BEGIN Exercise input

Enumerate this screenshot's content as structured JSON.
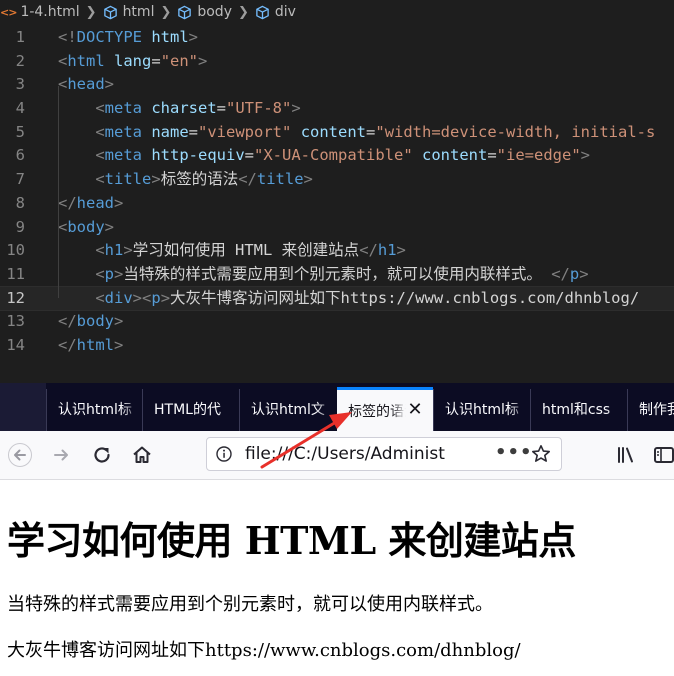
{
  "editor": {
    "breadcrumb": {
      "file_icon": "<>",
      "file": "1-4.html",
      "items": [
        "html",
        "body",
        "div"
      ]
    },
    "lines": [
      {
        "n": "1",
        "active": false,
        "tokens": [
          [
            "ab",
            "<!"
          ],
          [
            "tg",
            "DOCTYPE"
          ],
          [
            "pl",
            " "
          ],
          [
            "at",
            "html"
          ],
          [
            "ab",
            ">"
          ]
        ]
      },
      {
        "n": "2",
        "active": false,
        "tokens": [
          [
            "ab",
            "<"
          ],
          [
            "tg",
            "html"
          ],
          [
            "pl",
            " "
          ],
          [
            "at",
            "lang"
          ],
          [
            "pl",
            "="
          ],
          [
            "st",
            "\"en\""
          ],
          [
            "ab",
            ">"
          ]
        ]
      },
      {
        "n": "3",
        "active": false,
        "tokens": [
          [
            "ab",
            "<"
          ],
          [
            "tg",
            "head"
          ],
          [
            "ab",
            ">"
          ]
        ]
      },
      {
        "n": "4",
        "active": false,
        "tokens": [
          [
            "pl",
            "    "
          ],
          [
            "ab",
            "<"
          ],
          [
            "tg",
            "meta"
          ],
          [
            "pl",
            " "
          ],
          [
            "at",
            "charset"
          ],
          [
            "pl",
            "="
          ],
          [
            "st",
            "\"UTF-8\""
          ],
          [
            "ab",
            ">"
          ]
        ]
      },
      {
        "n": "5",
        "active": false,
        "tokens": [
          [
            "pl",
            "    "
          ],
          [
            "ab",
            "<"
          ],
          [
            "tg",
            "meta"
          ],
          [
            "pl",
            " "
          ],
          [
            "at",
            "name"
          ],
          [
            "pl",
            "="
          ],
          [
            "st",
            "\"viewport\""
          ],
          [
            "pl",
            " "
          ],
          [
            "at",
            "content"
          ],
          [
            "pl",
            "="
          ],
          [
            "st",
            "\"width=device-width, initial-s"
          ]
        ]
      },
      {
        "n": "6",
        "active": false,
        "tokens": [
          [
            "pl",
            "    "
          ],
          [
            "ab",
            "<"
          ],
          [
            "tg",
            "meta"
          ],
          [
            "pl",
            " "
          ],
          [
            "at",
            "http-equiv"
          ],
          [
            "pl",
            "="
          ],
          [
            "st",
            "\"X-UA-Compatible\""
          ],
          [
            "pl",
            " "
          ],
          [
            "at",
            "content"
          ],
          [
            "pl",
            "="
          ],
          [
            "st",
            "\"ie=edge\""
          ],
          [
            "ab",
            ">"
          ]
        ]
      },
      {
        "n": "7",
        "active": false,
        "tokens": [
          [
            "pl",
            "    "
          ],
          [
            "ab",
            "<"
          ],
          [
            "tg",
            "title"
          ],
          [
            "ab",
            ">"
          ],
          [
            "pl",
            "标签的语法"
          ],
          [
            "ab",
            "</"
          ],
          [
            "tg",
            "title"
          ],
          [
            "ab",
            ">"
          ]
        ]
      },
      {
        "n": "8",
        "active": false,
        "tokens": [
          [
            "ab",
            "</"
          ],
          [
            "tg",
            "head"
          ],
          [
            "ab",
            ">"
          ]
        ]
      },
      {
        "n": "9",
        "active": false,
        "tokens": [
          [
            "ab",
            "<"
          ],
          [
            "tg",
            "body"
          ],
          [
            "ab",
            ">"
          ]
        ]
      },
      {
        "n": "10",
        "active": false,
        "tokens": [
          [
            "pl",
            "    "
          ],
          [
            "ab",
            "<"
          ],
          [
            "tg",
            "h1"
          ],
          [
            "ab",
            ">"
          ],
          [
            "pl",
            "学习如何使用 HTML 来创建站点"
          ],
          [
            "ab",
            "</"
          ],
          [
            "tg",
            "h1"
          ],
          [
            "ab",
            ">"
          ]
        ]
      },
      {
        "n": "11",
        "active": false,
        "tokens": [
          [
            "pl",
            "    "
          ],
          [
            "ab",
            "<"
          ],
          [
            "tg",
            "p"
          ],
          [
            "ab",
            ">"
          ],
          [
            "pl",
            "当特殊的样式需要应用到个别元素时，就可以使用内联样式。 "
          ],
          [
            "ab",
            "</"
          ],
          [
            "tg",
            "p"
          ],
          [
            "ab",
            ">"
          ]
        ]
      },
      {
        "n": "12",
        "active": true,
        "tokens": [
          [
            "pl",
            "    "
          ],
          [
            "ab",
            "<"
          ],
          [
            "tg",
            "div"
          ],
          [
            "ab",
            "><"
          ],
          [
            "tg",
            "p"
          ],
          [
            "ab",
            ">"
          ],
          [
            "pl",
            "大灰牛博客访问网址如下https://www.cnblogs.com/dhnblog/"
          ]
        ]
      },
      {
        "n": "13",
        "active": false,
        "tokens": [
          [
            "ab",
            "</"
          ],
          [
            "tg",
            "body"
          ],
          [
            "ab",
            ">"
          ]
        ]
      },
      {
        "n": "14",
        "active": false,
        "tokens": [
          [
            "ab",
            "</"
          ],
          [
            "tg",
            "html"
          ],
          [
            "ab",
            ">"
          ]
        ]
      }
    ]
  },
  "browser": {
    "tabs": [
      {
        "label": "认识html标",
        "active": false
      },
      {
        "label": "HTML的代",
        "active": false
      },
      {
        "label": "认识html文",
        "active": false
      },
      {
        "label": "标签的语法",
        "active": true
      },
      {
        "label": "认识html标",
        "active": false
      },
      {
        "label": "html和css",
        "active": false
      },
      {
        "label": "制作我",
        "active": false
      }
    ],
    "url": "file:///C:/Users/Administrator",
    "icons": [
      "back-icon",
      "forward-icon",
      "reload-icon",
      "home-icon",
      "info-icon",
      "page-actions-icon",
      "bookmark-star-icon",
      "library-icon",
      "sidebar-icon",
      "tab-close-icon"
    ]
  },
  "page": {
    "h1": "学习如何使用 HTML 来创建站点",
    "p1": "当特殊的样式需要应用到个别元素时，就可以使用内联样式。",
    "p2": "大灰牛博客访问网址如下https://www.cnblogs.com/dhnblog/"
  },
  "colors": {
    "editor_bg": "#1e1e1e",
    "tag": "#569cd6",
    "attribute": "#9cdcfe",
    "string": "#ce9178",
    "bracket": "#808080",
    "tab_accent": "#0a84ff",
    "annotation_arrow": "#e8302a"
  }
}
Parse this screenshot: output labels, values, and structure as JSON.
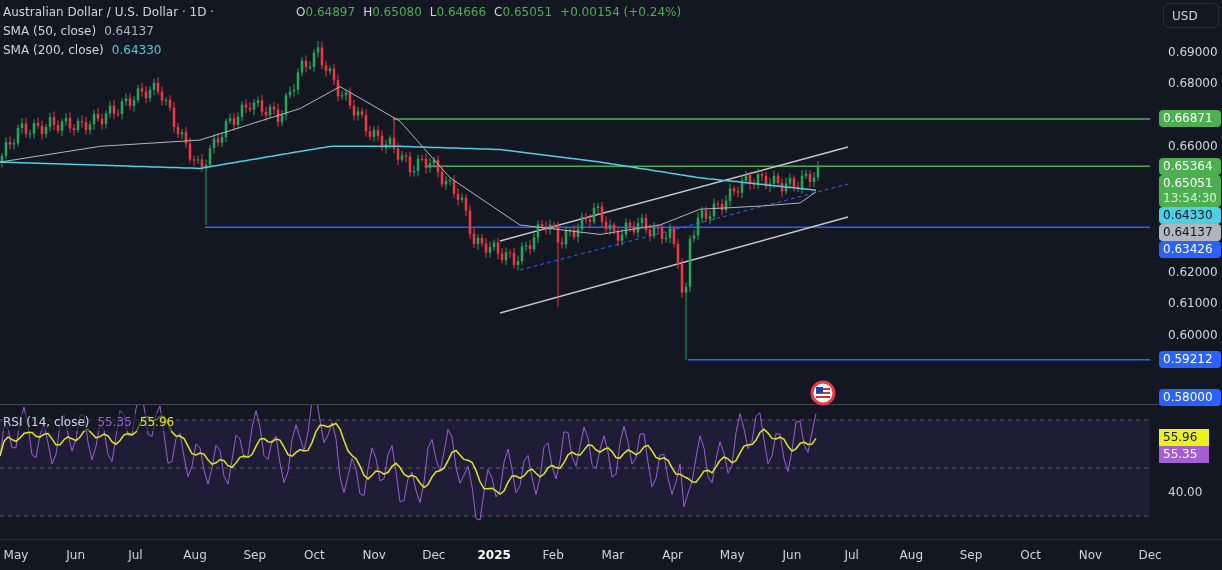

END Exercise input

Goal: Copy the listing word for word, excluding its pictures.

Written solution:
Enumerate this screenshot's content as structured JSON.
{
  "editor": {
    "breadcrumb": {
      "file_icon": "<>",
      "file": "1-4.html",
      "items": [
        "html",
        "body",
        "div"
      ]
    },
    "lines": [
      {
        "n": "1",
        "active": false,
        "tokens": [
          [
            "ab",
            "<!"
          ],
          [
            "tg",
            "DOCTYPE"
          ],
          [
            "pl",
            " "
          ],
          [
            "at",
            "html"
          ],
          [
            "ab",
            ">"
          ]
        ]
      },
      {
        "n": "2",
        "active": false,
        "tokens": [
          [
            "ab",
            "<"
          ],
          [
            "tg",
            "html"
          ],
          [
            "pl",
            " "
          ],
          [
            "at",
            "lang"
          ],
          [
            "pl",
            "="
          ],
          [
            "st",
            "\"en\""
          ],
          [
            "ab",
            ">"
          ]
        ]
      },
      {
        "n": "3",
        "active": false,
        "tokens": [
          [
            "ab",
            "<"
          ],
          [
            "tg",
            "head"
          ],
          [
            "ab",
            ">"
          ]
        ]
      },
      {
        "n": "4",
        "active": false,
        "tokens": [
          [
            "pl",
            "    "
          ],
          [
            "ab",
            "<"
          ],
          [
            "tg",
            "meta"
          ],
          [
            "pl",
            " "
          ],
          [
            "at",
            "charset"
          ],
          [
            "pl",
            "="
          ],
          [
            "st",
            "\"UTF-8\""
          ],
          [
            "ab",
            ">"
          ]
        ]
      },
      {
        "n": "5",
        "active": false,
        "tokens": [
          [
            "pl",
            "    "
          ],
          [
            "ab",
            "<"
          ],
          [
            "tg",
            "meta"
          ],
          [
            "pl",
            " "
          ],
          [
            "at",
            "name"
          ],
          [
            "pl",
            "="
          ],
          [
            "st",
            "\"viewport\""
          ],
          [
            "pl",
            " "
          ],
          [
            "at",
            "content"
          ],
          [
            "pl",
            "="
          ],
          [
            "st",
            "\"width=device-width, initial-s"
          ]
        ]
      },
      {
        "n": "6",
        "active": false,
        "tokens": [
          [
            "pl",
            "    "
          ],
          [
            "ab",
            "<"
          ],
          [
            "tg",
            "meta"
          ],
          [
            "pl",
            " "
          ],
          [
            "at",
            "http-equiv"
          ],
          [
            "pl",
            "="
          ],
          [
            "st",
            "\"X-UA-Compatible\""
          ],
          [
            "pl",
            " "
          ],
          [
            "at",
            "content"
          ],
          [
            "pl",
            "="
          ],
          [
            "st",
            "\"ie=edge\""
          ],
          [
            "ab",
            ">"
          ]
        ]
      },
      {
        "n": "7",
        "active": false,
        "tokens": [
          [
            "pl",
            "    "
          ],
          [
            "ab",
            "<"
          ],
          [
            "tg",
            "title"
          ],
          [
            "ab",
            ">"
          ],
          [
            "pl",
            "标签的语法"
          ],
          [
            "ab",
            "</"
          ],
          [
            "tg",
            "title"
          ],
          [
            "ab",
            ">"
          ]
        ]
      },
      {
        "n": "8",
        "active": false,
        "tokens": [
          [
            "ab",
            "</"
          ],
          [
            "tg",
            "head"
          ],
          [
            "ab",
            ">"
          ]
        ]
      },
      {
        "n": "9",
        "active": false,
        "tokens": [
          [
            "ab",
            "<"
          ],
          [
            "tg",
            "body"
          ],
          [
            "ab",
            ">"
          ]
        ]
      },
      {
        "n": "10",
        "active": false,
        "tokens": [
          [
            "pl",
            "    "
          ],
          [
            "ab",
            "<"
          ],
          [
            "tg",
            "h1"
          ],
          [
            "ab",
            ">"
          ],
          [
            "pl",
            "学习如何使用 HTML 来创建站点"
          ],
          [
            "ab",
            "</"
          ],
          [
            "tg",
            "h1"
          ],
          [
            "ab",
            ">"
          ]
        ]
      },
      {
        "n": "11",
        "active": false,
        "tokens": [
          [
            "pl",
            "    "
          ],
          [
            "ab",
            "<"
          ],
          [
            "tg",
            "p"
          ],
          [
            "ab",
            ">"
          ],
          [
            "pl",
            "当特殊的样式需要应用到个别元素时，就可以使用内联样式。 "
          ],
          [
            "ab",
            "</"
          ],
          [
            "tg",
            "p"
          ],
          [
            "ab",
            ">"
          ]
        ]
      },
      {
        "n": "12",
        "active": true,
        "tokens": [
          [
            "pl",
            "    "
          ],
          [
            "ab",
            "<"
          ],
          [
            "tg",
            "div"
          ],
          [
            "ab",
            "><"
          ],
          [
            "tg",
            "p"
          ],
          [
            "ab",
            ">"
          ],
          [
            "pl",
            "大灰牛博客访问网址如下https://www.cnblogs.com/dhnblog/"
          ]
        ]
      },
      {
        "n": "13",
        "active": false,
        "tokens": [
          [
            "ab",
            "</"
          ],
          [
            "tg",
            "body"
          ],
          [
            "ab",
            ">"
          ]
        ]
      },
      {
        "n": "14",
        "active": false,
        "tokens": [
          [
            "ab",
            "</"
          ],
          [
            "tg",
            "html"
          ],
          [
            "ab",
            ">"
          ]
        ]
      }
    ]
  },
  "browser": {
    "tabs": [
      {
        "label": "认识html标",
        "active": false
      },
      {
        "label": "HTML的代",
        "active": false
      },
      {
        "label": "认识html文",
        "active": false
      },
      {
        "label": "标签的语法",
        "active": true
      },
      {
        "label": "认识html标",
        "active": false
      },
      {
        "label": "html和css",
        "active": false
      },
      {
        "label": "制作我",
        "active": false
      }
    ],
    "url": "file:///C:/Users/Administrator",
    "icons": [
      "back-icon",
      "forward-icon",
      "reload-icon",
      "home-icon",
      "info-icon",
      "page-actions-icon",
      "bookmark-star-icon",
      "library-icon",
      "sidebar-icon",
      "tab-close-icon"
    ]
  },
  "page": {
    "h1": "学习如何使用 HTML 来创建站点",
    "p1": "当特殊的样式需要应用到个别元素时，就可以使用内联样式。",
    "p2": "大灰牛博客访问网址如下https://www.cnblogs.com/dhnblog/"
  },
  "colors": {
    "editor_bg": "#1e1e1e",
    "tag": "#569cd6",
    "attribute": "#9cdcfe",
    "string": "#ce9178",
    "bracket": "#808080",
    "tab_accent": "#0a84ff",
    "annotation_arrow": "#e8302a"
  }
}
Parse this screenshot: output labels, values, and structure as JSON.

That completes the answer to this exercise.